[Begin]

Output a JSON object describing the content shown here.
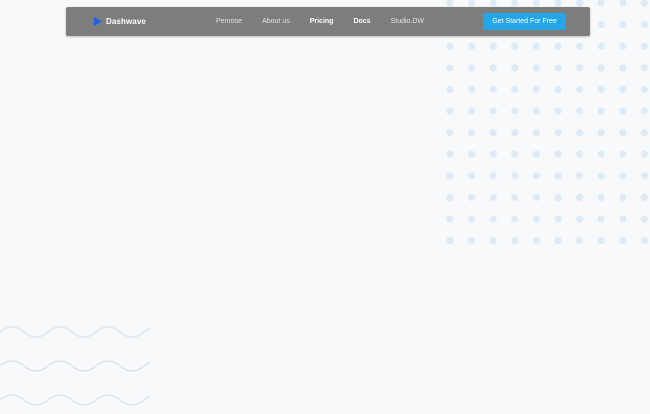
{
  "navbar": {
    "brand": {
      "name": "Dashwave",
      "icon": "play-triangle-icon"
    },
    "links": [
      {
        "label": "Penrose",
        "emphasis": false
      },
      {
        "label": "About us",
        "emphasis": false
      },
      {
        "label": "Pricing",
        "emphasis": true
      },
      {
        "label": "Docs",
        "emphasis": true
      },
      {
        "label": "Studio.DW",
        "emphasis": false
      }
    ],
    "cta_label": "Get Started For Free"
  },
  "colors": {
    "page_background": "#f8f9fa",
    "navbar_background": "#7d7d7d",
    "accent": "#24a5e8",
    "decoration": "#dcebf7"
  }
}
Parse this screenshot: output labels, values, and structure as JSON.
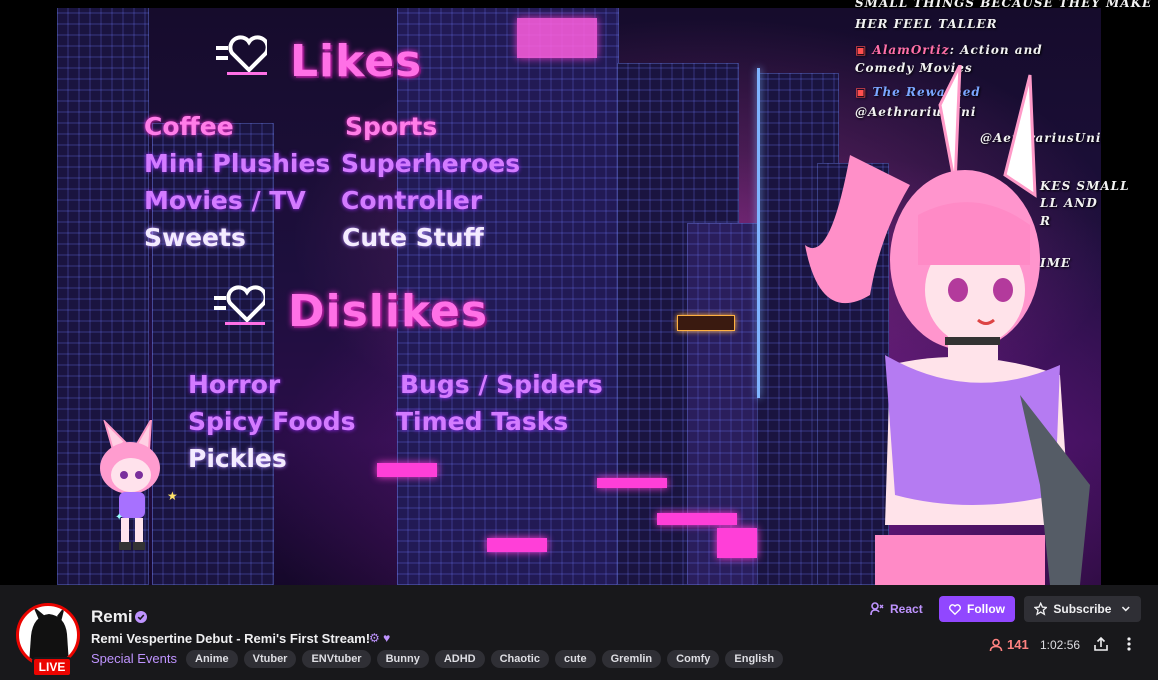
{
  "stream": {
    "likes_heading": "Likes",
    "likes": [
      [
        "Coffee",
        "Sports"
      ],
      [
        "Mini Plushies",
        "Superheroes"
      ],
      [
        "Movies / TV",
        "Controller"
      ],
      [
        "Sweets",
        "Cute Stuff"
      ]
    ],
    "dislikes_heading": "Dislikes",
    "dislikes": [
      [
        "Horror",
        "Bugs / Spiders"
      ],
      [
        "Spicy Foods",
        "Timed Tasks"
      ],
      [
        "Pickles",
        ""
      ]
    ],
    "chat_overlay": [
      {
        "user": "",
        "text": "SMALL THINGS BECAUSE THEY MAKE"
      },
      {
        "user": "",
        "text": "HER FEEL TALLER"
      },
      {
        "user": "AlamOrtiz",
        "text": ": Action and"
      },
      {
        "user": "",
        "text": "Comedy Movies"
      },
      {
        "user": "The Rewarned",
        "text": ""
      },
      {
        "user": "",
        "text": "@AethrariusUni"
      },
      {
        "user": "",
        "text": "@AethrariusUni"
      },
      {
        "user": "",
        "text": "KES SMALL"
      },
      {
        "user": "",
        "text": "LL AND"
      },
      {
        "user": "",
        "text": "R"
      },
      {
        "user": "",
        "text": "IME"
      }
    ]
  },
  "channel": {
    "name": "Remi",
    "live_label": "LIVE",
    "title": "Remi Vespertine Debut - Remi's First Stream!",
    "category": "Special Events",
    "tags": [
      "Anime",
      "Vtuber",
      "ENVtuber",
      "Bunny",
      "ADHD",
      "Chaotic",
      "cute",
      "Gremlin",
      "Comfy",
      "English"
    ],
    "viewers": "141",
    "uptime": "1:02:56"
  },
  "actions": {
    "react": "React",
    "follow": "Follow",
    "subscribe": "Subscribe"
  },
  "colors": {
    "accent": "#9147ff",
    "accent_text": "#bf94ff",
    "live": "#eb0400",
    "viewer": "#ff8280",
    "panel_bg": "#18181b"
  },
  "icons": {
    "react": "react-person-icon",
    "follow": "heart-icon",
    "subscribe": "star-icon",
    "viewers": "person-icon",
    "share": "share-icon",
    "more": "more-vertical-icon",
    "verified": "verified-badge-icon"
  }
}
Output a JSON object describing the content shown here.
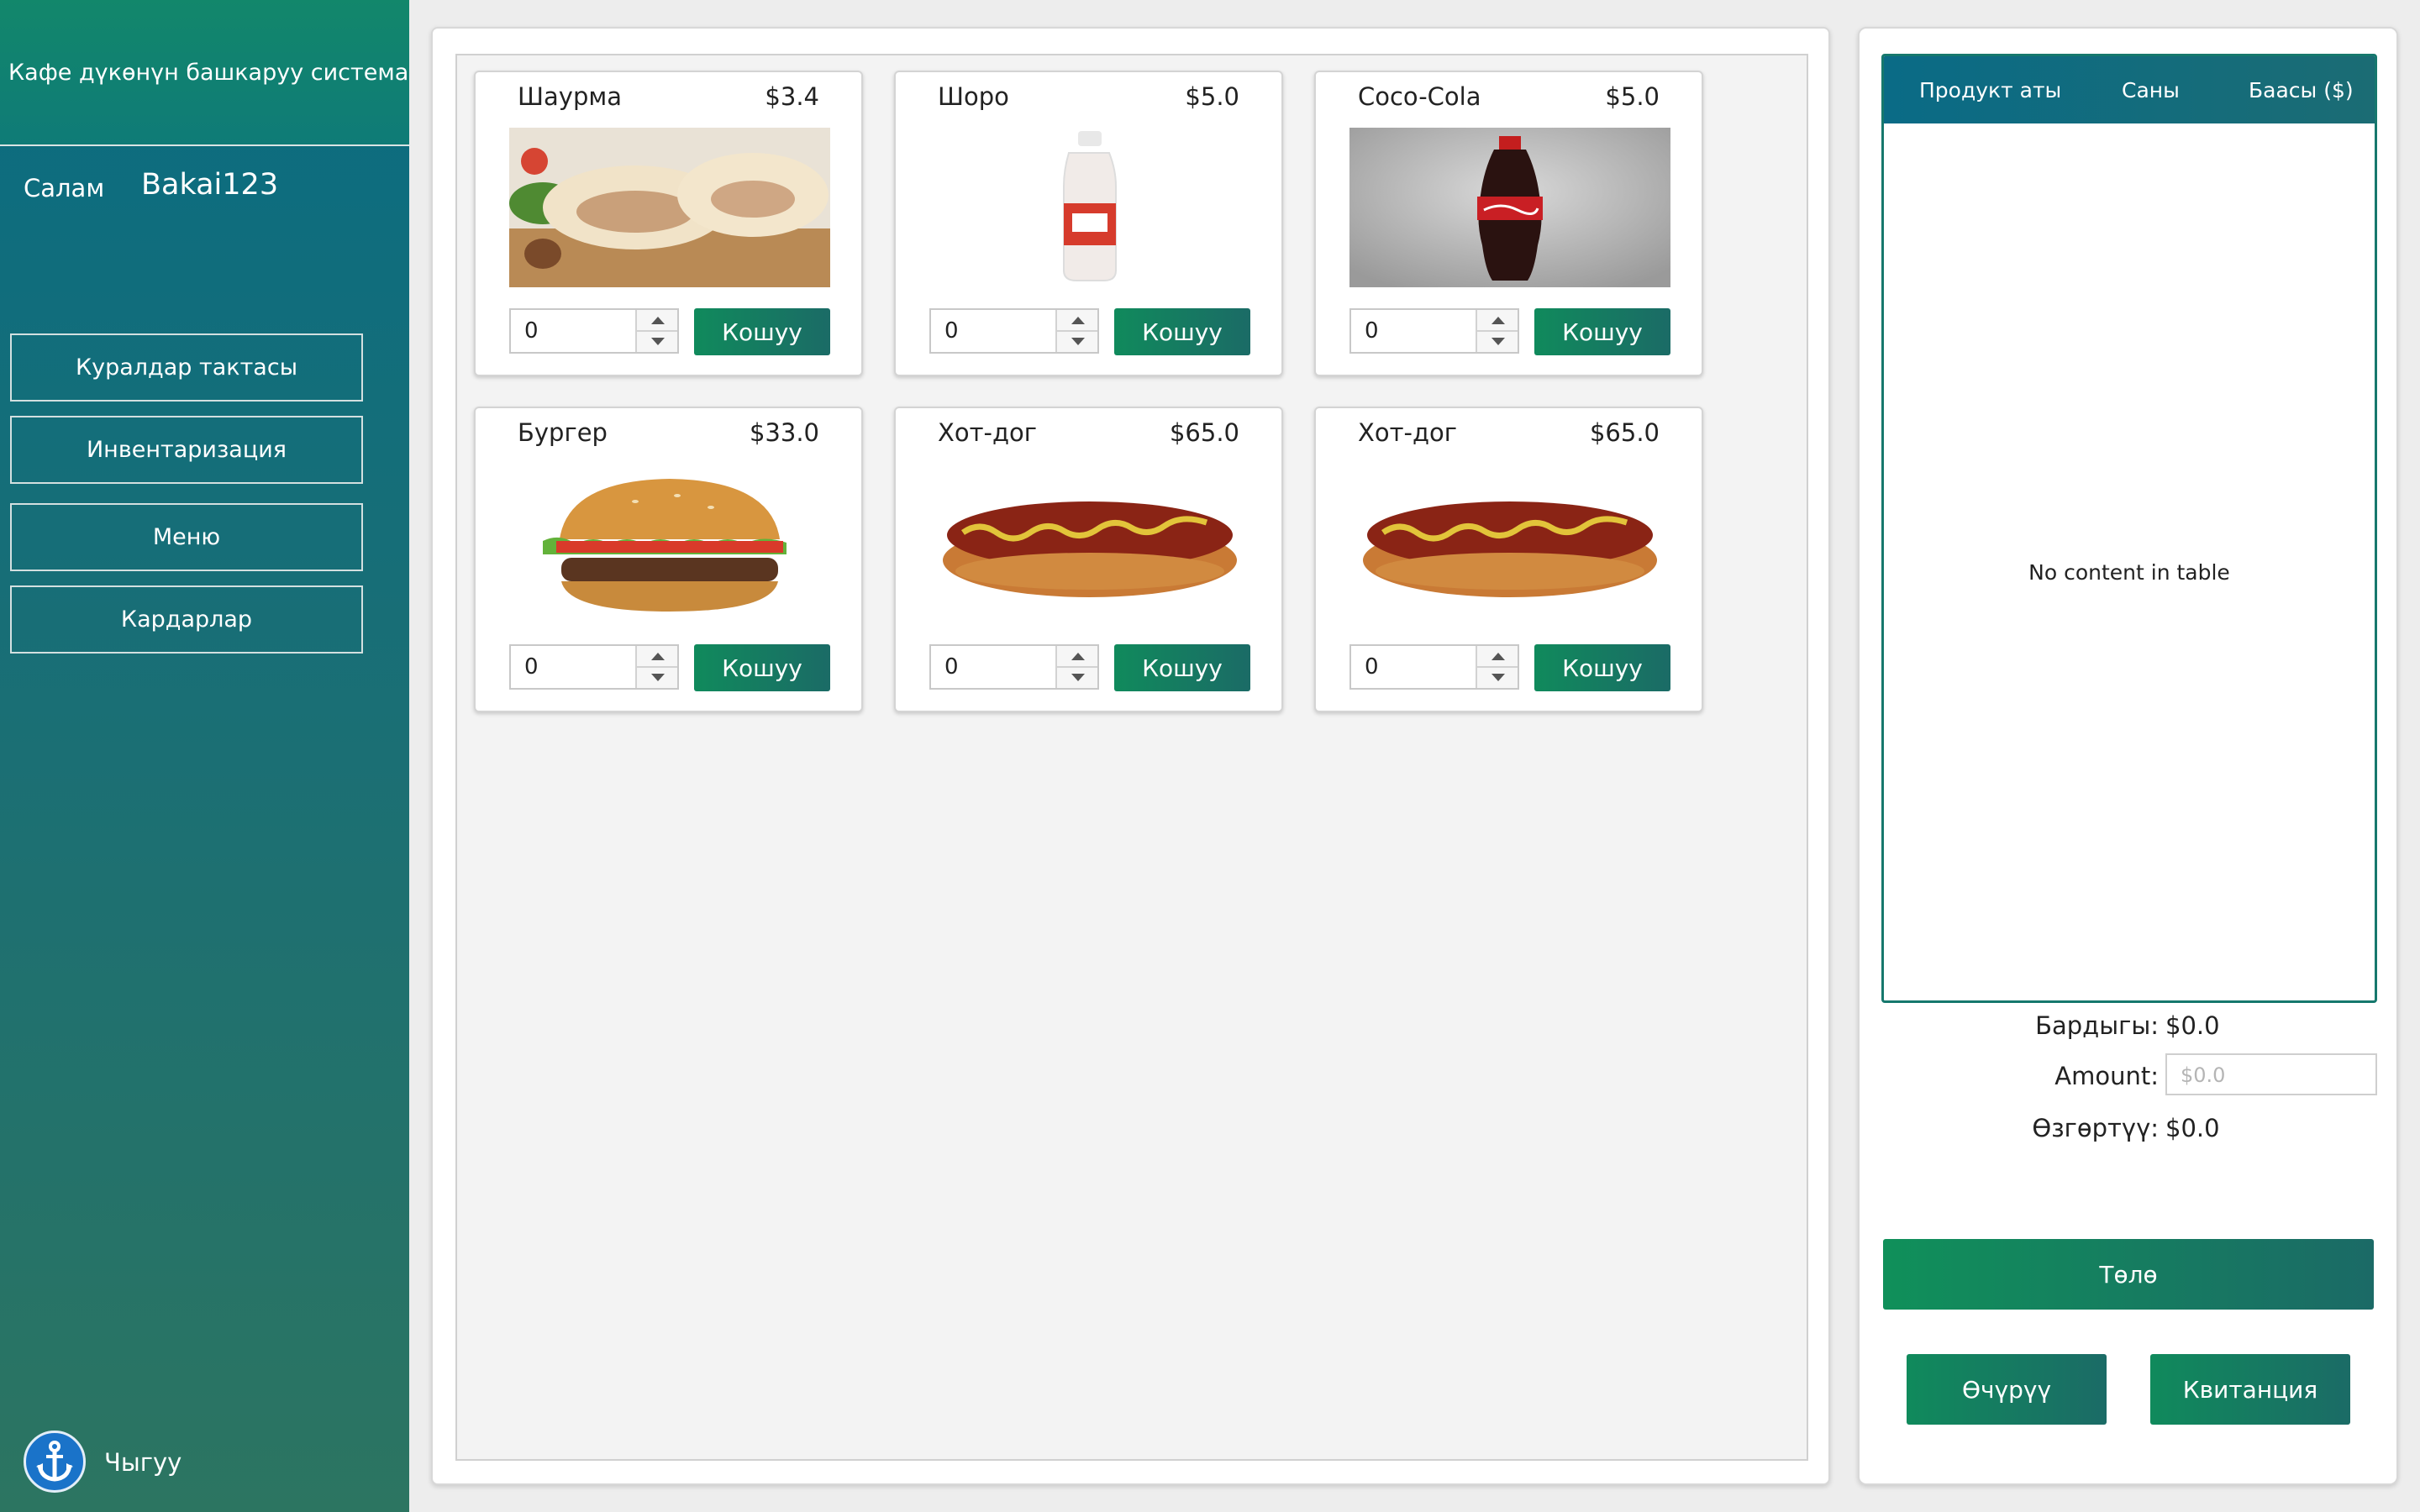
{
  "app": {
    "title": "Кафе дүкөнүн башкаруу системасы"
  },
  "user": {
    "greeting": "Салам",
    "name": "Bakai123"
  },
  "nav": [
    {
      "label": "Куралдар тактасы"
    },
    {
      "label": "Инвентаризация"
    },
    {
      "label": "Меню"
    },
    {
      "label": "Кардарлар"
    }
  ],
  "logout": {
    "label": "Чыгуу",
    "icon": "anchor-icon"
  },
  "menu_items": [
    {
      "name": "Шаурма",
      "price": "$3.4",
      "qty": "0",
      "add_label": "Кошуу",
      "image": "shawarma"
    },
    {
      "name": "Шоро",
      "price": "$5.0",
      "qty": "0",
      "add_label": "Кошуу",
      "image": "shoro-bottle"
    },
    {
      "name": "Coco-Cola",
      "price": "$5.0",
      "qty": "0",
      "add_label": "Кошуу",
      "image": "cola-bottle"
    },
    {
      "name": "Бургер",
      "price": "$33.0",
      "qty": "0",
      "add_label": "Кошуу",
      "image": "burger"
    },
    {
      "name": "Хот-дог",
      "price": "$65.0",
      "qty": "0",
      "add_label": "Кошуу",
      "image": "hotdog"
    },
    {
      "name": "Хот-дог",
      "price": "$65.0",
      "qty": "0",
      "add_label": "Кошуу",
      "image": "hotdog"
    }
  ],
  "order": {
    "columns": [
      "Продукт аты",
      "Саны",
      "Баасы ($)"
    ],
    "empty_text": "No content in table",
    "total_label": "Бардыгы:",
    "total_value": "$0.0",
    "amount_label": "Amount:",
    "amount_placeholder": "$0.0",
    "change_label": "Өзгөртүү:",
    "change_value": "$0.0",
    "pay_label": "Төлө",
    "delete_label": "Өчүрүү",
    "receipt_label": "Квитанция"
  },
  "colors": {
    "accent": "#108a5c",
    "teal": "#0a6c81"
  }
}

[End]

_WHAT NEEDS TO BE DONE_:
All entries are to be retyped exactly. Omit any embedded images.

_RESPONSE BELOW_:
Output a JSON object describing the content shown here.
{
  "navbar": {
    "brand": {
      "name": "Dashwave",
      "icon": "play-triangle-icon"
    },
    "links": [
      {
        "label": "Penrose",
        "emphasis": false
      },
      {
        "label": "About us",
        "emphasis": false
      },
      {
        "label": "Pricing",
        "emphasis": true
      },
      {
        "label": "Docs",
        "emphasis": true
      },
      {
        "label": "Studio.DW",
        "emphasis": false
      }
    ],
    "cta_label": "Get Started For Free"
  },
  "colors": {
    "page_background": "#f8f9fa",
    "navbar_background": "#7d7d7d",
    "accent": "#24a5e8",
    "decoration": "#dcebf7"
  }
}
Parse this screenshot: output labels, values, and structure as JSON.
{
  "stream": {
    "likes_heading": "Likes",
    "likes": [
      [
        "Coffee",
        "Sports"
      ],
      [
        "Mini Plushies",
        "Superheroes"
      ],
      [
        "Movies / TV",
        "Controller"
      ],
      [
        "Sweets",
        "Cute Stuff"
      ]
    ],
    "dislikes_heading": "Dislikes",
    "dislikes": [
      [
        "Horror",
        "Bugs / Spiders"
      ],
      [
        "Spicy Foods",
        "Timed Tasks"
      ],
      [
        "Pickles",
        ""
      ]
    ],
    "chat_overlay": [
      {
        "user": "",
        "text": "SMALL THINGS BECAUSE THEY MAKE"
      },
      {
        "user": "",
        "text": "HER FEEL TALLER"
      },
      {
        "user": "AlamOrtiz",
        "text": ": Action and"
      },
      {
        "user": "",
        "text": "Comedy Movies"
      },
      {
        "user": "The Rewarned",
        "text": ""
      },
      {
        "user": "",
        "text": "@AethrariusUni"
      },
      {
        "user": "",
        "text": "@AethrariusUni"
      },
      {
        "user": "",
        "text": "KES SMALL"
      },
      {
        "user": "",
        "text": "LL AND"
      },
      {
        "user": "",
        "text": "R"
      },
      {
        "user": "",
        "text": "IME"
      }
    ]
  },
  "channel": {
    "name": "Remi",
    "live_label": "LIVE",
    "title": "Remi Vespertine Debut - Remi's First Stream!",
    "category": "Special Events",
    "tags": [
      "Anime",
      "Vtuber",
      "ENVtuber",
      "Bunny",
      "ADHD",
      "Chaotic",
      "cute",
      "Gremlin",
      "Comfy",
      "English"
    ],
    "viewers": "141",
    "uptime": "1:02:56"
  },
  "actions": {
    "react": "React",
    "follow": "Follow",
    "subscribe": "Subscribe"
  },
  "colors": {
    "accent": "#9147ff",
    "accent_text": "#bf94ff",
    "live": "#eb0400",
    "viewer": "#ff8280",
    "panel_bg": "#18181b"
  },
  "icons": {
    "react": "react-person-icon",
    "follow": "heart-icon",
    "subscribe": "star-icon",
    "viewers": "person-icon",
    "share": "share-icon",
    "more": "more-vertical-icon",
    "verified": "verified-badge-icon"
  }
}
Output a JSON object describing the content shown here.
{
  "app": {
    "title": "Кафе дүкөнүн башкаруу системасы"
  },
  "user": {
    "greeting": "Салам",
    "name": "Bakai123"
  },
  "nav": [
    {
      "label": "Куралдар тактасы"
    },
    {
      "label": "Инвентаризация"
    },
    {
      "label": "Меню"
    },
    {
      "label": "Кардарлар"
    }
  ],
  "logout": {
    "label": "Чыгуу",
    "icon": "anchor-icon"
  },
  "menu_items": [
    {
      "name": "Шаурма",
      "price": "$3.4",
      "qty": "0",
      "add_label": "Кошуу",
      "image": "shawarma"
    },
    {
      "name": "Шоро",
      "price": "$5.0",
      "qty": "0",
      "add_label": "Кошуу",
      "image": "shoro-bottle"
    },
    {
      "name": "Coco-Cola",
      "price": "$5.0",
      "qty": "0",
      "add_label": "Кошуу",
      "image": "cola-bottle"
    },
    {
      "name": "Бургер",
      "price": "$33.0",
      "qty": "0",
      "add_label": "Кошуу",
      "image": "burger"
    },
    {
      "name": "Хот-дог",
      "price": "$65.0",
      "qty": "0",
      "add_label": "Кошуу",
      "image": "hotdog"
    },
    {
      "name": "Хот-дог",
      "price": "$65.0",
      "qty": "0",
      "add_label": "Кошуу",
      "image": "hotdog"
    }
  ],
  "order": {
    "columns": [
      "Продукт аты",
      "Саны",
      "Баасы ($)"
    ],
    "empty_text": "No content in table",
    "total_label": "Бардыгы:",
    "total_value": "$0.0",
    "amount_label": "Amount:",
    "amount_placeholder": "$0.0",
    "change_label": "Өзгөртүү:",
    "change_value": "$0.0",
    "pay_label": "Төлө",
    "delete_label": "Өчүрүү",
    "receipt_label": "Квитанция"
  },
  "colors": {
    "accent": "#108a5c",
    "teal": "#0a6c81"
  }
}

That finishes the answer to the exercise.